**Dataset records**
* BEGIN *

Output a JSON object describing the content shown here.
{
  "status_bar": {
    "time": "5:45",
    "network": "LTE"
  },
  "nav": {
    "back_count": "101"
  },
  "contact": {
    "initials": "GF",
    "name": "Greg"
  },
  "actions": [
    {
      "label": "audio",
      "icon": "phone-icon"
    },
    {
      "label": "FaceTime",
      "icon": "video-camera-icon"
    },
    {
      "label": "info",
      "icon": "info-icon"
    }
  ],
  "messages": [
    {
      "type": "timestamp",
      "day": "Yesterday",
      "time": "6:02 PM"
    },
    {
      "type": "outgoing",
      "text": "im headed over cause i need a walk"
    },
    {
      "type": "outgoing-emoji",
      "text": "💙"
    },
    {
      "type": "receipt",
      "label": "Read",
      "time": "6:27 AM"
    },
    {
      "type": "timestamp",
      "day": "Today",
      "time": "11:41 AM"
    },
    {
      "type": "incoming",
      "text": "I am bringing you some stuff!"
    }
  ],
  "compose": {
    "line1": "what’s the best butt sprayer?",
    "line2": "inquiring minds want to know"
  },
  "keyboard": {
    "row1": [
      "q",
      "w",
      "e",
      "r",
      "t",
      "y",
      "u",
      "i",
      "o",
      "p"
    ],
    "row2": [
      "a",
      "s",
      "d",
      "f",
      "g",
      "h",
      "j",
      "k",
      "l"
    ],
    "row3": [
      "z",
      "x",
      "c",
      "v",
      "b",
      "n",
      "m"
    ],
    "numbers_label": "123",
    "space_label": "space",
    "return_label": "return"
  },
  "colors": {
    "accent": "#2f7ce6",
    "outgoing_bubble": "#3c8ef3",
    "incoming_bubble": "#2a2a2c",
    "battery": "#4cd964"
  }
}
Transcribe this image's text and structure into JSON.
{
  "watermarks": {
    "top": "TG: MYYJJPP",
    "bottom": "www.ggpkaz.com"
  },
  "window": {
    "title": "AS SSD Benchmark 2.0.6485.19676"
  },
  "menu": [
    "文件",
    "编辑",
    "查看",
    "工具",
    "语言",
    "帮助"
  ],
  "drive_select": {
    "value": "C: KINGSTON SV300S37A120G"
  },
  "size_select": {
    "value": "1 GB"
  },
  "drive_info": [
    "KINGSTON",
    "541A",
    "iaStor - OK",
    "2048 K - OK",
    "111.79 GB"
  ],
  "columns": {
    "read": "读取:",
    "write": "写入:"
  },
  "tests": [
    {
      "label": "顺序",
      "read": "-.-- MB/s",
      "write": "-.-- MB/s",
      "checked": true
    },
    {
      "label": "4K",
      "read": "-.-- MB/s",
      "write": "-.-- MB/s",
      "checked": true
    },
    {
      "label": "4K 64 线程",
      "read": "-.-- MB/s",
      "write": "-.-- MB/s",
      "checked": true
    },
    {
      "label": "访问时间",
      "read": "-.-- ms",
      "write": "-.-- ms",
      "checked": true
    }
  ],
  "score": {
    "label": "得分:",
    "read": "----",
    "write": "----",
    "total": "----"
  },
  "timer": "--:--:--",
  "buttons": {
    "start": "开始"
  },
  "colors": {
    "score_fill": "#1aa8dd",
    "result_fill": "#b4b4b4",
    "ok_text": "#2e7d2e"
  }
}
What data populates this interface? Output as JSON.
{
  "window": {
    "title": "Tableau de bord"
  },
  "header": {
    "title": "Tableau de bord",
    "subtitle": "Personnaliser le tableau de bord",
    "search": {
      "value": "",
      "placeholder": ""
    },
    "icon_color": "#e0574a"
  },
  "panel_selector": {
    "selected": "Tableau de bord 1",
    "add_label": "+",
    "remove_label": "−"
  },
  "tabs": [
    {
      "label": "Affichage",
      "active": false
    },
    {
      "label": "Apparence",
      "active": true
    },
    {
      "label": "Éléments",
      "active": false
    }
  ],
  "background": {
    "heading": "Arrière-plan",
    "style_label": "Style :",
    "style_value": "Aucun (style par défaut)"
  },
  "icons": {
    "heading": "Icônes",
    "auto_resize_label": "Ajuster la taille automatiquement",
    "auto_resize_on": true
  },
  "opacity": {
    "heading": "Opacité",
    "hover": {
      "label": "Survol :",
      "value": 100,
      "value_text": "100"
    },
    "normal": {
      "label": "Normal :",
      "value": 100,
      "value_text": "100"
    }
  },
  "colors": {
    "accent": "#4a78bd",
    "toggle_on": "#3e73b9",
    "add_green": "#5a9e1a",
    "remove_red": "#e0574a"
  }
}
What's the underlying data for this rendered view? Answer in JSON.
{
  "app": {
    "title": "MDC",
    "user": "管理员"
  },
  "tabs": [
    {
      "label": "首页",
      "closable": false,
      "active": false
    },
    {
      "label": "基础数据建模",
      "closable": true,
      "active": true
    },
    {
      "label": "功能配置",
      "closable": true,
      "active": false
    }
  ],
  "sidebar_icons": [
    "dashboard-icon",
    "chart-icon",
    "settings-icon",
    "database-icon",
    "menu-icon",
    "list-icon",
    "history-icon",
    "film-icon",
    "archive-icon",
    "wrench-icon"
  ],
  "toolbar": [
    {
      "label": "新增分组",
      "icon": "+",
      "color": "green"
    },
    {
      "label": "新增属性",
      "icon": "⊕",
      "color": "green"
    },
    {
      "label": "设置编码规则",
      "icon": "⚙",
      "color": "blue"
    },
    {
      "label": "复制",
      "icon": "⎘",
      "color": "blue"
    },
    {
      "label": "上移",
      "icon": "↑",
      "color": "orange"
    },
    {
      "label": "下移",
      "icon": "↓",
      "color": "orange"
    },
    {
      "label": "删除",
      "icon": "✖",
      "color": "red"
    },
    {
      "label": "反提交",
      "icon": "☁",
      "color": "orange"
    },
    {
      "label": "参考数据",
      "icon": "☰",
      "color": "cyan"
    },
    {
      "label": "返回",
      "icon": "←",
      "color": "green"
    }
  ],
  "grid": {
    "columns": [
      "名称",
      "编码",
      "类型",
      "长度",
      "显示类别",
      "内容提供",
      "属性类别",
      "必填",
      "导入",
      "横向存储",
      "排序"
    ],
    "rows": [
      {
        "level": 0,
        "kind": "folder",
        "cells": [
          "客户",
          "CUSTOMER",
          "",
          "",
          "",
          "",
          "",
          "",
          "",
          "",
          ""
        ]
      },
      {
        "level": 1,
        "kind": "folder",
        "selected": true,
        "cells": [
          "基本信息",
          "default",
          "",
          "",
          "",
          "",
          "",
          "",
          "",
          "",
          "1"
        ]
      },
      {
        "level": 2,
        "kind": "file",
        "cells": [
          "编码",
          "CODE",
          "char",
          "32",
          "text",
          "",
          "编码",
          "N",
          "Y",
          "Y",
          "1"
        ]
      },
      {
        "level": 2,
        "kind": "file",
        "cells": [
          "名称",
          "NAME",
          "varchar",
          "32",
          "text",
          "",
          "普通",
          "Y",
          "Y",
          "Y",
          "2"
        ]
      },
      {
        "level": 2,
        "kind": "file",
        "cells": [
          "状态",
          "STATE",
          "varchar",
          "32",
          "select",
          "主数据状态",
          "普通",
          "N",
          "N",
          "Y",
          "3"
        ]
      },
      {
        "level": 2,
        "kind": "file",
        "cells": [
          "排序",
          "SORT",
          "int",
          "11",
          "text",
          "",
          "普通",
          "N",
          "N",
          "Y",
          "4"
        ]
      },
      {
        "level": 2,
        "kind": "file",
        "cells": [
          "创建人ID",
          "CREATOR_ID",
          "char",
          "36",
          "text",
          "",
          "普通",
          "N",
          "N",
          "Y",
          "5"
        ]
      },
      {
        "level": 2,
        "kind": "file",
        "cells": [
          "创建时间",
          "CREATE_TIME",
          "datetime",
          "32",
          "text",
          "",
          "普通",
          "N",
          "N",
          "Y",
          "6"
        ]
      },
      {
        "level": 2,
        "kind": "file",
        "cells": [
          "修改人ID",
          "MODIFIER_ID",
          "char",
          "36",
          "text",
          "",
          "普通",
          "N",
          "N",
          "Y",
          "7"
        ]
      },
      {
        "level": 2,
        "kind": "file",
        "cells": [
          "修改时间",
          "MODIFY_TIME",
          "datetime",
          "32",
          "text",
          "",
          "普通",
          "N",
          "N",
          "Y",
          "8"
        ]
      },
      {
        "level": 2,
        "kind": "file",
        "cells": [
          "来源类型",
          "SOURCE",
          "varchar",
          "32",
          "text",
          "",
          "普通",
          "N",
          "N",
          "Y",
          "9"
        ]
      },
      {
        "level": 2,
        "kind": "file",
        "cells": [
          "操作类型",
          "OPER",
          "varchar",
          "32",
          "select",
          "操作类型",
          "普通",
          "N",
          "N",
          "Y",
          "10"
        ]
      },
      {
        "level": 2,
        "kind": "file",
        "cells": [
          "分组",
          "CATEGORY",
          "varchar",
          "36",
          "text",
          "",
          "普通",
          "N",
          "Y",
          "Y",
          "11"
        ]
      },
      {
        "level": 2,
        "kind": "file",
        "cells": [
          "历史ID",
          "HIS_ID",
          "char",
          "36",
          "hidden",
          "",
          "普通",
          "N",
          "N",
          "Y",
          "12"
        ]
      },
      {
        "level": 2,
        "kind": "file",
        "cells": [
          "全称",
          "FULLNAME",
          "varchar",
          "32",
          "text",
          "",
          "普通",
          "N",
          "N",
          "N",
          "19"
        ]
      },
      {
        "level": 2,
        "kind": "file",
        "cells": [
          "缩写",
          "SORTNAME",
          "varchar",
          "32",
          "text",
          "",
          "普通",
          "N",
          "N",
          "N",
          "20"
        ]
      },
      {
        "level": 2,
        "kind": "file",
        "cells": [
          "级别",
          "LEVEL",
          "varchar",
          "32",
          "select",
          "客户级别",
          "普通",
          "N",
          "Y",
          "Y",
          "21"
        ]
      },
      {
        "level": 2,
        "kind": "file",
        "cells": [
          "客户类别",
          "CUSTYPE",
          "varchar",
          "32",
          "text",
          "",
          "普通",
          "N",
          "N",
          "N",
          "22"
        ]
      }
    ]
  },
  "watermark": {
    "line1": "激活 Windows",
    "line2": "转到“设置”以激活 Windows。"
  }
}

* END *

Scan the data above; copy every line where "bord" appears.

    "title": "Tableau de bord"
    "title": "Tableau de bord",
    "subtitle": "Personnaliser le tableau de bord",
    "selected": "Tableau de bord 1",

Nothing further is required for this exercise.